(Stored entries)
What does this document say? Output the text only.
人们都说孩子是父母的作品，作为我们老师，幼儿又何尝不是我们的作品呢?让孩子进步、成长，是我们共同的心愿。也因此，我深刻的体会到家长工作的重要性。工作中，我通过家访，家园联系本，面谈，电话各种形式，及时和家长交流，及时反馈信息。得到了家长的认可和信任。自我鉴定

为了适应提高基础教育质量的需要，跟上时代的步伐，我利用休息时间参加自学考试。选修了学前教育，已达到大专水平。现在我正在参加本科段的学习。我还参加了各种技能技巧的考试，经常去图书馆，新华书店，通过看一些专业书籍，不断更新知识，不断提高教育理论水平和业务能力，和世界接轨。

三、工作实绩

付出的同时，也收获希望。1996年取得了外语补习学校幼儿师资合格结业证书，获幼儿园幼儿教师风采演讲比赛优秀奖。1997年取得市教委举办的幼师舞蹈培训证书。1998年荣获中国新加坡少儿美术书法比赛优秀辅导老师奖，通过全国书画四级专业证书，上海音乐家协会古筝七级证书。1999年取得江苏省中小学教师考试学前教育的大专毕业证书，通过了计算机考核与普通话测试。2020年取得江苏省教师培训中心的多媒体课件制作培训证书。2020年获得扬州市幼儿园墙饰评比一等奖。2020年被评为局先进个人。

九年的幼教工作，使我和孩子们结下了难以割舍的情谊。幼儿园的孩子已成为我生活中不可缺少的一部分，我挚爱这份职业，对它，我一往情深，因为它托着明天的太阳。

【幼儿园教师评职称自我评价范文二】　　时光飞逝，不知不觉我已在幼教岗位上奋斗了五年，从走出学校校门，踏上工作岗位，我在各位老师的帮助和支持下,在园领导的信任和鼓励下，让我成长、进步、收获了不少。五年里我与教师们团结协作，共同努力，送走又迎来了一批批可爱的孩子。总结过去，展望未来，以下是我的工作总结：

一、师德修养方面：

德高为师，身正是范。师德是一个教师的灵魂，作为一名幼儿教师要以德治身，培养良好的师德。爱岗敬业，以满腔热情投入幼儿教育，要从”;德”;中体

What needs to be done: Copy out the whole listing exactly as written.

Complete answer:
What does this document say? Output the text only.
人们都说孩子是父母的作品，作为我们老师，幼儿又何尝不是我们的作品呢?让孩子进步、成长，是我们共同的心愿。也因此，我深刻的体会到家长工作的重要性。工作中，我通过家访，家园联系本，面谈，电话各种形式，及时和家长交流，及时反馈信息。得到了家长的认可和信任。自我鉴定

为了适应提高基础教育质量的需要，跟上时代的步伐，我利用休息时间参加自学考试。选修了学前教育，已达到大专水平。现在我正在参加本科段的学习。我还参加了各种技能技巧的考试，经常去图书馆，新华书店，通过看一些专业书籍，不断更新知识，不断提高教育理论水平和业务能力，和世界接轨。

三、工作实绩

付出的同时，也收获希望。1996年取得了外语补习学校幼儿师资合格结业证书，获幼儿园幼儿教师风采演讲比赛优秀奖。1997年取得市教委举办的幼师舞蹈培训证书。1998年荣获中国新加坡少儿美术书法比赛优秀辅导老师奖，通过全国书画四级专业证书，上海音乐家协会古筝七级证书。1999年取得江苏省中小学教师考试学前教育的大专毕业证书，通过了计算机考核与普通话测试。2020年取得江苏省教师培训中心的多媒体课件制作培训证书。2020年获得扬州市幼儿园墙饰评比一等奖。2020年被评为局先进个人。

九年的幼教工作，使我和孩子们结下了难以割舍的情谊。幼儿园的孩子已成为我生活中不可缺少的一部分，我挚爱这份职业，对它，我一往情深，因为它托着明天的太阳。

【幼儿园教师评职称自我评价范文二】　　时光飞逝，不知不觉我已在幼教岗位上奋斗了五年，从走出学校校门，踏上工作岗位，我在各位老师的帮助和支持下,在园领导的信任和鼓励下，让我成长、进步、收获了不少。五年里我与教师们团结协作，共同努力，送走又迎来了一批批可爱的孩子。总结过去，展望未来，以下是我的工作总结：

一、师德修养方面：

德高为师，身正是范。师德是一个教师的灵魂，作为一名幼儿教师要以德治身，培养良好的师德。爱岗敬业，以满腔热情投入幼儿教育，要从”;德”;中体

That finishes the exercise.